── DATA FOR THE TASK

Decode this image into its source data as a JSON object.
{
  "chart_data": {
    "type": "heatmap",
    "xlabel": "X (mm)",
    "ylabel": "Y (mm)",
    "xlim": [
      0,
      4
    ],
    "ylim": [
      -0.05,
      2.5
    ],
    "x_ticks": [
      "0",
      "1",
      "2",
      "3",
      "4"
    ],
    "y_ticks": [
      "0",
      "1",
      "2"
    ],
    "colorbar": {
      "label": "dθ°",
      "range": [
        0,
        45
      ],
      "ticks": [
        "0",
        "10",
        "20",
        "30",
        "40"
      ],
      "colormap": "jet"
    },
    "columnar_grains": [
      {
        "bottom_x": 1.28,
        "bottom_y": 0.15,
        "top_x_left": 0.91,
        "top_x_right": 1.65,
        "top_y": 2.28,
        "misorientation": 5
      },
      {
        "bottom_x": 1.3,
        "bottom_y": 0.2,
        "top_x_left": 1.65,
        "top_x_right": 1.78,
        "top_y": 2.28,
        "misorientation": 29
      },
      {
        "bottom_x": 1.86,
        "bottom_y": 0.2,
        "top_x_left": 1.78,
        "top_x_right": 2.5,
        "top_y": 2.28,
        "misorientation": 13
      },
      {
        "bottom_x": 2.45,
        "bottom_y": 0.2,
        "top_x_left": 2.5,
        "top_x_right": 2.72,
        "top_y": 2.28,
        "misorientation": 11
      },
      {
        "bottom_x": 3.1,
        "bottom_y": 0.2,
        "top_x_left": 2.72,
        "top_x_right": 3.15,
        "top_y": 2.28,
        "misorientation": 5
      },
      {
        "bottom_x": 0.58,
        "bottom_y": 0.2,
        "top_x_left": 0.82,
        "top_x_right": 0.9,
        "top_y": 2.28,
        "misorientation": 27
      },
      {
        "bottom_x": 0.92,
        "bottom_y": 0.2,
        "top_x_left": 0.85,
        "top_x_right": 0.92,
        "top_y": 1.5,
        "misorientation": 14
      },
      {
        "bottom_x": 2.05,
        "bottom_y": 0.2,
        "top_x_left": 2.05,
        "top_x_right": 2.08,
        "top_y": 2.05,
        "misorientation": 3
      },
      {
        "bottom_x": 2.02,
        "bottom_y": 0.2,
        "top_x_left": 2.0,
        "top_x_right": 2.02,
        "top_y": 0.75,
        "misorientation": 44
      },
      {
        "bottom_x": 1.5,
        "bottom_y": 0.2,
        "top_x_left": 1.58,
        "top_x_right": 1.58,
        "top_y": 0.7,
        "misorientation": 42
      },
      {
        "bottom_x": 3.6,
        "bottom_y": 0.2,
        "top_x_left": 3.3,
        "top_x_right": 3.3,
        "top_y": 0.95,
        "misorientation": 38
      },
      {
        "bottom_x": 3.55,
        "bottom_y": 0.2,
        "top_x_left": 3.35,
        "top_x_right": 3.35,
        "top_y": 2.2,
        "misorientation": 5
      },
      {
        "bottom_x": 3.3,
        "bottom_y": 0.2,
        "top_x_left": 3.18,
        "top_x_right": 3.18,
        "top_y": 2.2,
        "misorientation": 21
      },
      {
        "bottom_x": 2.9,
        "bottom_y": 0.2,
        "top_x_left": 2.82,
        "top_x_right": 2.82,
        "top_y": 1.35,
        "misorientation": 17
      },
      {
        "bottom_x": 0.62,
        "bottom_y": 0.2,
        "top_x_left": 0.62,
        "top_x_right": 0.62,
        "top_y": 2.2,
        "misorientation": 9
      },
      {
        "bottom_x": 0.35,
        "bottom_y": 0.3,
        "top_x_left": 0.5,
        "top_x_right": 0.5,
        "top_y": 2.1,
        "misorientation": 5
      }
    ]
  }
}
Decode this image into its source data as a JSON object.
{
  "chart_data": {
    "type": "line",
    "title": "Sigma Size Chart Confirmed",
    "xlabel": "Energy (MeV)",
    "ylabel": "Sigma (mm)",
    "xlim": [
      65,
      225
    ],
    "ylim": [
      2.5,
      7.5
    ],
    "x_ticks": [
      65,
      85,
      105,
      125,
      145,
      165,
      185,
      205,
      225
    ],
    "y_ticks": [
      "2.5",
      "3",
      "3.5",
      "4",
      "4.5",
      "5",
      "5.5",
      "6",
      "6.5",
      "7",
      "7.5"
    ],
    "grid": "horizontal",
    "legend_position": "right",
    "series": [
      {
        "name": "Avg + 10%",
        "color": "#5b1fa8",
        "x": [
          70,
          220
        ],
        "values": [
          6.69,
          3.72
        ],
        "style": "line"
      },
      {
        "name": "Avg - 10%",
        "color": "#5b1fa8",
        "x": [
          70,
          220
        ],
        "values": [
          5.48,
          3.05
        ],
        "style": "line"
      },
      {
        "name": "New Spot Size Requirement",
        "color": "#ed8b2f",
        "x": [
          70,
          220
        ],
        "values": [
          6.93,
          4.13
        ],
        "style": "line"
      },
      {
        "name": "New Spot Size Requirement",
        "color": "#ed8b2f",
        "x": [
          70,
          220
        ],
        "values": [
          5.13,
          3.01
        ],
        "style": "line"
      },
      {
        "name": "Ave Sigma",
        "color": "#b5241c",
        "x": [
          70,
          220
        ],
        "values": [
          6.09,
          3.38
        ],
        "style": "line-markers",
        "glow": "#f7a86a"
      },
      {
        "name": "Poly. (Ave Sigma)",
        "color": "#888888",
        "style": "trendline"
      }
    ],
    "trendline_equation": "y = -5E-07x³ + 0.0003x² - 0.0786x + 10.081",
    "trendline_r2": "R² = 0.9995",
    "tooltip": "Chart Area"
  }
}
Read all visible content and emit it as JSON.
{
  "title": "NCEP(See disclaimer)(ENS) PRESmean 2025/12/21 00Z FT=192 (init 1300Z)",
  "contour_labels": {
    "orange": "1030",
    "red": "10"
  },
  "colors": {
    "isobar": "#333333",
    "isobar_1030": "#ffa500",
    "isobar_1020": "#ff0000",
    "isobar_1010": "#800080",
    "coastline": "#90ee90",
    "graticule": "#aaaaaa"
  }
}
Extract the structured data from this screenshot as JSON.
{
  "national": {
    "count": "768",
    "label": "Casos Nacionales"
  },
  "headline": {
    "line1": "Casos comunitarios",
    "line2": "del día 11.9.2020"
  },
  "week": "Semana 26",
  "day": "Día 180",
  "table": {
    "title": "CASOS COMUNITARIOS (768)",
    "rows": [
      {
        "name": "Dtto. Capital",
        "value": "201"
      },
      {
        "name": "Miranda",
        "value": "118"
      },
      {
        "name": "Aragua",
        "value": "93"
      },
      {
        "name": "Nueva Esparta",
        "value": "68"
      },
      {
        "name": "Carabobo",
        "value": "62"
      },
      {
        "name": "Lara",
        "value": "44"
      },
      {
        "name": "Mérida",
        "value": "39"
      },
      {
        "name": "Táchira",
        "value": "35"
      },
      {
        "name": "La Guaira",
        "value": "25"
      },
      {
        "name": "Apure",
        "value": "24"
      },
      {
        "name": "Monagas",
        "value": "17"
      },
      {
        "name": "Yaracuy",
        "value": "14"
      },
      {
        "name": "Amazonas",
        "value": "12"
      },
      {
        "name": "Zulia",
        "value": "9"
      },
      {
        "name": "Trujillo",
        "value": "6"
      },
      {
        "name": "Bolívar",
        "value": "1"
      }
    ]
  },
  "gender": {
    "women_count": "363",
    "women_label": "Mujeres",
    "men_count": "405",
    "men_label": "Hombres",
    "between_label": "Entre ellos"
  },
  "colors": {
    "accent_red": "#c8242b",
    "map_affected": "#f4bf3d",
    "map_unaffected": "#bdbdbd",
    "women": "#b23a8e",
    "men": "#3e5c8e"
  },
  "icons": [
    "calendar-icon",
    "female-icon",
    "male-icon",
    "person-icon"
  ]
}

────

**THE EXERCISE:** Write each line above out exactly.

**TASK RESPONSE:**
Decode this image into its source data as a JSON object.
{
  "chart_data": {
    "type": "heatmap",
    "xlabel": "X (mm)",
    "ylabel": "Y (mm)",
    "xlim": [
      0,
      4
    ],
    "ylim": [
      -0.05,
      2.5
    ],
    "x_ticks": [
      "0",
      "1",
      "2",
      "3",
      "4"
    ],
    "y_ticks": [
      "0",
      "1",
      "2"
    ],
    "colorbar": {
      "label": "dθ°",
      "range": [
        0,
        45
      ],
      "ticks": [
        "0",
        "10",
        "20",
        "30",
        "40"
      ],
      "colormap": "jet"
    },
    "columnar_grains": [
      {
        "bottom_x": 1.28,
        "bottom_y": 0.15,
        "top_x_left": 0.91,
        "top_x_right": 1.65,
        "top_y": 2.28,
        "misorientation": 5
      },
      {
        "bottom_x": 1.3,
        "bottom_y": 0.2,
        "top_x_left": 1.65,
        "top_x_right": 1.78,
        "top_y": 2.28,
        "misorientation": 29
      },
      {
        "bottom_x": 1.86,
        "bottom_y": 0.2,
        "top_x_left": 1.78,
        "top_x_right": 2.5,
        "top_y": 2.28,
        "misorientation": 13
      },
      {
        "bottom_x": 2.45,
        "bottom_y": 0.2,
        "top_x_left": 2.5,
        "top_x_right": 2.72,
        "top_y": 2.28,
        "misorientation": 11
      },
      {
        "bottom_x": 3.1,
        "bottom_y": 0.2,
        "top_x_left": 2.72,
        "top_x_right": 3.15,
        "top_y": 2.28,
        "misorientation": 5
      },
      {
        "bottom_x": 0.58,
        "bottom_y": 0.2,
        "top_x_left": 0.82,
        "top_x_right": 0.9,
        "top_y": 2.28,
        "misorientation": 27
      },
      {
        "bottom_x": 0.92,
        "bottom_y": 0.2,
        "top_x_left": 0.85,
        "top_x_right": 0.92,
        "top_y": 1.5,
        "misorientation": 14
      },
      {
        "bottom_x": 2.05,
        "bottom_y": 0.2,
        "top_x_left": 2.05,
        "top_x_right": 2.08,
        "top_y": 2.05,
        "misorientation": 3
      },
      {
        "bottom_x": 2.02,
        "bottom_y": 0.2,
        "top_x_left": 2.0,
        "top_x_right": 2.02,
        "top_y": 0.75,
        "misorientation": 44
      },
      {
        "bottom_x": 1.5,
        "bottom_y": 0.2,
        "top_x_left": 1.58,
        "top_x_right": 1.58,
        "top_y": 0.7,
        "misorientation": 42
      },
      {
        "bottom_x": 3.6,
        "bottom_y": 0.2,
        "top_x_left": 3.3,
        "top_x_right": 3.3,
        "top_y": 0.95,
        "misorientation": 38
      },
      {
        "bottom_x": 3.55,
        "bottom_y": 0.2,
        "top_x_left": 3.35,
        "top_x_right": 3.35,
        "top_y": 2.2,
        "misorientation": 5
      },
      {
        "bottom_x": 3.3,
        "bottom_y": 0.2,
        "top_x_left": 3.18,
        "top_x_right": 3.18,
        "top_y": 2.2,
        "misorientation": 21
      },
      {
        "bottom_x": 2.9,
        "bottom_y": 0.2,
        "top_x_left": 2.82,
        "top_x_right": 2.82,
        "top_y": 1.35,
        "misorientation": 17
      },
      {
        "bottom_x": 0.62,
        "bottom_y": 0.2,
        "top_x_left": 0.62,
        "top_x_right": 0.62,
        "top_y": 2.2,
        "misorientation": 9
      },
      {
        "bottom_x": 0.35,
        "bottom_y": 0.3,
        "top_x_left": 0.5,
        "top_x_right": 0.5,
        "top_y": 2.1,
        "misorientation": 5
      }
    ]
  }
}
Decode this image into its source data as a JSON object.
{
  "chart_data": {
    "type": "line",
    "title": "Sigma Size Chart Confirmed",
    "xlabel": "Energy (MeV)",
    "ylabel": "Sigma (mm)",
    "xlim": [
      65,
      225
    ],
    "ylim": [
      2.5,
      7.5
    ],
    "x_ticks": [
      65,
      85,
      105,
      125,
      145,
      165,
      185,
      205,
      225
    ],
    "y_ticks": [
      "2.5",
      "3",
      "3.5",
      "4",
      "4.5",
      "5",
      "5.5",
      "6",
      "6.5",
      "7",
      "7.5"
    ],
    "grid": "horizontal",
    "legend_position": "right",
    "series": [
      {
        "name": "Avg + 10%",
        "color": "#5b1fa8",
        "x": [
          70,
          220
        ],
        "values": [
          6.69,
          3.72
        ],
        "style": "line"
      },
      {
        "name": "Avg - 10%",
        "color": "#5b1fa8",
        "x": [
          70,
          220
        ],
        "values": [
          5.48,
          3.05
        ],
        "style": "line"
      },
      {
        "name": "New Spot Size Requirement",
        "color": "#ed8b2f",
        "x": [
          70,
          220
        ],
        "values": [
          6.93,
          4.13
        ],
        "style": "line"
      },
      {
        "name": "New Spot Size Requirement",
        "color": "#ed8b2f",
        "x": [
          70,
          220
        ],
        "values": [
          5.13,
          3.01
        ],
        "style": "line"
      },
      {
        "name": "Ave Sigma",
        "color": "#b5241c",
        "x": [
          70,
          220
        ],
        "values": [
          6.09,
          3.38
        ],
        "style": "line-markers",
        "glow": "#f7a86a"
      },
      {
        "name": "Poly. (Ave Sigma)",
        "color": "#888888",
        "style": "trendline"
      }
    ],
    "trendline_equation": "y = -5E-07x³ + 0.0003x² - 0.0786x + 10.081",
    "trendline_r2": "R² = 0.9995",
    "tooltip": "Chart Area"
  }
}
Read all visible content and emit it as JSON.
{
  "title": "NCEP(See disclaimer)(ENS) PRESmean 2025/12/21 00Z FT=192 (init 1300Z)",
  "contour_labels": {
    "orange": "1030",
    "red": "10"
  },
  "colors": {
    "isobar": "#333333",
    "isobar_1030": "#ffa500",
    "isobar_1020": "#ff0000",
    "isobar_1010": "#800080",
    "coastline": "#90ee90",
    "graticule": "#aaaaaa"
  }
}
Extract the structured data from this screenshot as JSON.
{
  "national": {
    "count": "768",
    "label": "Casos Nacionales"
  },
  "headline": {
    "line1": "Casos comunitarios",
    "line2": "del día 11.9.2020"
  },
  "week": "Semana 26",
  "day": "Día 180",
  "table": {
    "title": "CASOS COMUNITARIOS (768)",
    "rows": [
      {
        "name": "Dtto. Capital",
        "value": "201"
      },
      {
        "name": "Miranda",
        "value": "118"
      },
      {
        "name": "Aragua",
        "value": "93"
      },
      {
        "name": "Nueva Esparta",
        "value": "68"
      },
      {
        "name": "Carabobo",
        "value": "62"
      },
      {
        "name": "Lara",
        "value": "44"
      },
      {
        "name": "Mérida",
        "value": "39"
      },
      {
        "name": "Táchira",
        "value": "35"
      },
      {
        "name": "La Guaira",
        "value": "25"
      },
      {
        "name": "Apure",
        "value": "24"
      },
      {
        "name": "Monagas",
        "value": "17"
      },
      {
        "name": "Yaracuy",
        "value": "14"
      },
      {
        "name": "Amazonas",
        "value": "12"
      },
      {
        "name": "Zulia",
        "value": "9"
      },
      {
        "name": "Trujillo",
        "value": "6"
      },
      {
        "name": "Bolívar",
        "value": "1"
      }
    ]
  },
  "gender": {
    "women_count": "363",
    "women_label": "Mujeres",
    "men_count": "405",
    "men_label": "Hombres",
    "between_label": "Entre ellos"
  },
  "colors": {
    "accent_red": "#c8242b",
    "map_affected": "#f4bf3d",
    "map_unaffected": "#bdbdbd",
    "women": "#b23a8e",
    "men": "#3e5c8e"
  },
  "icons": [
    "calendar-icon",
    "female-icon",
    "male-icon",
    "person-icon"
  ]
}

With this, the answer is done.